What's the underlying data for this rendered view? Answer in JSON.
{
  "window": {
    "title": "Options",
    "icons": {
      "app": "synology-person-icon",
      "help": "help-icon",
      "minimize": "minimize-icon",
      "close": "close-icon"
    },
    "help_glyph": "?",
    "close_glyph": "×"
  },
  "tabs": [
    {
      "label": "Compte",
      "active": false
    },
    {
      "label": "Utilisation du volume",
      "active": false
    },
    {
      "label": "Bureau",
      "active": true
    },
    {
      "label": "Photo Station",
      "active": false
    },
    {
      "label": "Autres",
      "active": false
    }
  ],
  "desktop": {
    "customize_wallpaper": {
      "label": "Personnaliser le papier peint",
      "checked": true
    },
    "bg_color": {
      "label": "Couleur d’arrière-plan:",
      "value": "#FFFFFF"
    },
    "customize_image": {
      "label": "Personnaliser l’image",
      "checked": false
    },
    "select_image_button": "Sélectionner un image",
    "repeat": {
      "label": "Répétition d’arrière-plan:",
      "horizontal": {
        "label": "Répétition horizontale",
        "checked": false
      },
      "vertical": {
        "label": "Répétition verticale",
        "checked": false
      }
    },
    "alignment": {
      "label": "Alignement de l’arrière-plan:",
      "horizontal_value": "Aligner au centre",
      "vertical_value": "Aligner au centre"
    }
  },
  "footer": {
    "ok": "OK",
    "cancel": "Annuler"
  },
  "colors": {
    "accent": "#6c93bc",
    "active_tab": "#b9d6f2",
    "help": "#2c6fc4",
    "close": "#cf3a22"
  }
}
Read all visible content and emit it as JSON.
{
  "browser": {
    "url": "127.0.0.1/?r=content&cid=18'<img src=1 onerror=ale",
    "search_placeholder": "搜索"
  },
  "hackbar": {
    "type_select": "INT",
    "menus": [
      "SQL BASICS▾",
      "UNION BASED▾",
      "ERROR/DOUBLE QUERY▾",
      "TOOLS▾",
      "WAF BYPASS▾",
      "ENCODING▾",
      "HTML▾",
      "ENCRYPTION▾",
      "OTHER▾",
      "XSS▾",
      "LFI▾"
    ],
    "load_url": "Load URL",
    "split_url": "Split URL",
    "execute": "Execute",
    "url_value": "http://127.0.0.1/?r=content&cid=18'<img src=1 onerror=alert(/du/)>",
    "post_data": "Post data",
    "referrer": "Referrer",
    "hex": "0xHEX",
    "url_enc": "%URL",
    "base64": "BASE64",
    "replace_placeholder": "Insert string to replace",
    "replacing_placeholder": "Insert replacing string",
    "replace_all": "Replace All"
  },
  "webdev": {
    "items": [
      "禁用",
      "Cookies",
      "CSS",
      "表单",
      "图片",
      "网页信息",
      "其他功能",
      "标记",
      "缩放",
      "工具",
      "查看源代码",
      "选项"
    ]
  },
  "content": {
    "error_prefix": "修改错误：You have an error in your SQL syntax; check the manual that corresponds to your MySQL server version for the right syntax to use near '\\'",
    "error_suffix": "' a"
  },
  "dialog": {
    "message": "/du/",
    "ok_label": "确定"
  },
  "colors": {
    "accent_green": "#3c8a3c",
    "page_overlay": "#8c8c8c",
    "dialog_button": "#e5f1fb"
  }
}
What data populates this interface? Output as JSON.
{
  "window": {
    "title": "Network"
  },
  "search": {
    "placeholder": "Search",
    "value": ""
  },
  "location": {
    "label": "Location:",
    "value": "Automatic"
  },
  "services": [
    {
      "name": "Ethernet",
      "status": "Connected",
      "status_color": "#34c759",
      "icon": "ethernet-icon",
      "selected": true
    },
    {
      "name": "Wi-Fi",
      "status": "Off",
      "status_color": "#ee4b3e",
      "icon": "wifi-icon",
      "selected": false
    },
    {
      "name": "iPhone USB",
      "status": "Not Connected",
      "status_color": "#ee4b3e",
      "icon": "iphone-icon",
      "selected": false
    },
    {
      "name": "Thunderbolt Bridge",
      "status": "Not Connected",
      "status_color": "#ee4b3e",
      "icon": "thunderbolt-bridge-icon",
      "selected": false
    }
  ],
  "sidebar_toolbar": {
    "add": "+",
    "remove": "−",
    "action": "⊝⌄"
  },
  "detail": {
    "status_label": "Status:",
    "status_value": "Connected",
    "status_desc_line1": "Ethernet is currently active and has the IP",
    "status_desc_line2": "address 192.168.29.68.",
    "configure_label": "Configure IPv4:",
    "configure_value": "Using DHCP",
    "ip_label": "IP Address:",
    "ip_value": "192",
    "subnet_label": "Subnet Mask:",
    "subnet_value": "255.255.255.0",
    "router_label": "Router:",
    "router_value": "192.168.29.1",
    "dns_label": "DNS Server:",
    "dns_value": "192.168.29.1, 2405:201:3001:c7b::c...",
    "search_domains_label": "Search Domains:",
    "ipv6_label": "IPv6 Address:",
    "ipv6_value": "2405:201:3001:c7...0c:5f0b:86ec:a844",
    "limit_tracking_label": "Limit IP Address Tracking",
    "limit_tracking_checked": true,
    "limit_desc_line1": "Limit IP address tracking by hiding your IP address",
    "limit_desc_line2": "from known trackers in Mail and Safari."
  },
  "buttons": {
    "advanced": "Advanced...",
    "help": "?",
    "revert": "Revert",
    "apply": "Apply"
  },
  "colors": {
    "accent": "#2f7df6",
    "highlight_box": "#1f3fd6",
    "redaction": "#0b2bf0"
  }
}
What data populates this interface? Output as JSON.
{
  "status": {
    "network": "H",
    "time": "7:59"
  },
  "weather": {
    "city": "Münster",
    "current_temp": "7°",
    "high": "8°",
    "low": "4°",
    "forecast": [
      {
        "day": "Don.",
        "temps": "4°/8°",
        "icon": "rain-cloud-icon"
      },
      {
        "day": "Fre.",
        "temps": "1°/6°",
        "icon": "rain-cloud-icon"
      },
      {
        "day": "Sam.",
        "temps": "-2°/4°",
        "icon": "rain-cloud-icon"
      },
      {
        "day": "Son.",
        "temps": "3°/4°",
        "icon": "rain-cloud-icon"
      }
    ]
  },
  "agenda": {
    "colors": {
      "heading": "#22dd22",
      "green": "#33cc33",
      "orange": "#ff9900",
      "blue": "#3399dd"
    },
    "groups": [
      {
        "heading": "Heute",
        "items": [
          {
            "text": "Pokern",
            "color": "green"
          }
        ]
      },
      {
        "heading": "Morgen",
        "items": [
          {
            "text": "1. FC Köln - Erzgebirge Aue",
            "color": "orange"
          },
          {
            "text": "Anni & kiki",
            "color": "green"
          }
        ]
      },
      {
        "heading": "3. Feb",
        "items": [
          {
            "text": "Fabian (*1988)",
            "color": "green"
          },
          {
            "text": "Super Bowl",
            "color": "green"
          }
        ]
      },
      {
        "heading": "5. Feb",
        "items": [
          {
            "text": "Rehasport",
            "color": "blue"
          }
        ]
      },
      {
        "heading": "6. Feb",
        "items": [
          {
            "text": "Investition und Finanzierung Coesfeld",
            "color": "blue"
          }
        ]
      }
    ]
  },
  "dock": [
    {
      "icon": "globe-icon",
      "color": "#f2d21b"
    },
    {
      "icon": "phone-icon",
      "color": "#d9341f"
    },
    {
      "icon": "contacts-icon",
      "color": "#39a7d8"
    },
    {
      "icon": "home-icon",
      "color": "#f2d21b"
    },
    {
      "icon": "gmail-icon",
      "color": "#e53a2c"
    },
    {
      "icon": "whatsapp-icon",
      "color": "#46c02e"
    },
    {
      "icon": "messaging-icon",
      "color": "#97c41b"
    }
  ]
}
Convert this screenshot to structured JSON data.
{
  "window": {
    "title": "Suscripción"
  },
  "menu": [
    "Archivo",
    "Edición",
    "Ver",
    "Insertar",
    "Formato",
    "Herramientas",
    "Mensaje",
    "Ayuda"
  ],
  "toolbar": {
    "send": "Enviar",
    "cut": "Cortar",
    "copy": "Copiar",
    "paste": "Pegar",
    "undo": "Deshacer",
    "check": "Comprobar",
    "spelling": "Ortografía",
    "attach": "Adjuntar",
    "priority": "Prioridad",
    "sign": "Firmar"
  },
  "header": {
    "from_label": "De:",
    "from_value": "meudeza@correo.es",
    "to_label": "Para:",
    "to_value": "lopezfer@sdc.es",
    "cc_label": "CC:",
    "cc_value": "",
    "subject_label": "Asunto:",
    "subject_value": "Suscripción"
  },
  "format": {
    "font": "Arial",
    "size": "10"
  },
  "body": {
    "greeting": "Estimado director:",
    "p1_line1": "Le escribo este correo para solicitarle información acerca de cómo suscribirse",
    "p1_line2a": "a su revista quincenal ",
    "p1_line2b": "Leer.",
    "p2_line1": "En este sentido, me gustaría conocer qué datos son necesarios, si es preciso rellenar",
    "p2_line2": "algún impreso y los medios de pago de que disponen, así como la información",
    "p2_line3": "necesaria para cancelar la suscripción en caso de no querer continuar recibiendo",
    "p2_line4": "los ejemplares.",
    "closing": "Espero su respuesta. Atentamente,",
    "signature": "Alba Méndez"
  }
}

# # # # # # #

Filter the records above for "name" and copy every matching line.

** Answer **
      "name": "Ethernet",
      "name": "Wi-Fi",
      "name": "iPhone USB",
      "name": "Thunderbolt Bridge",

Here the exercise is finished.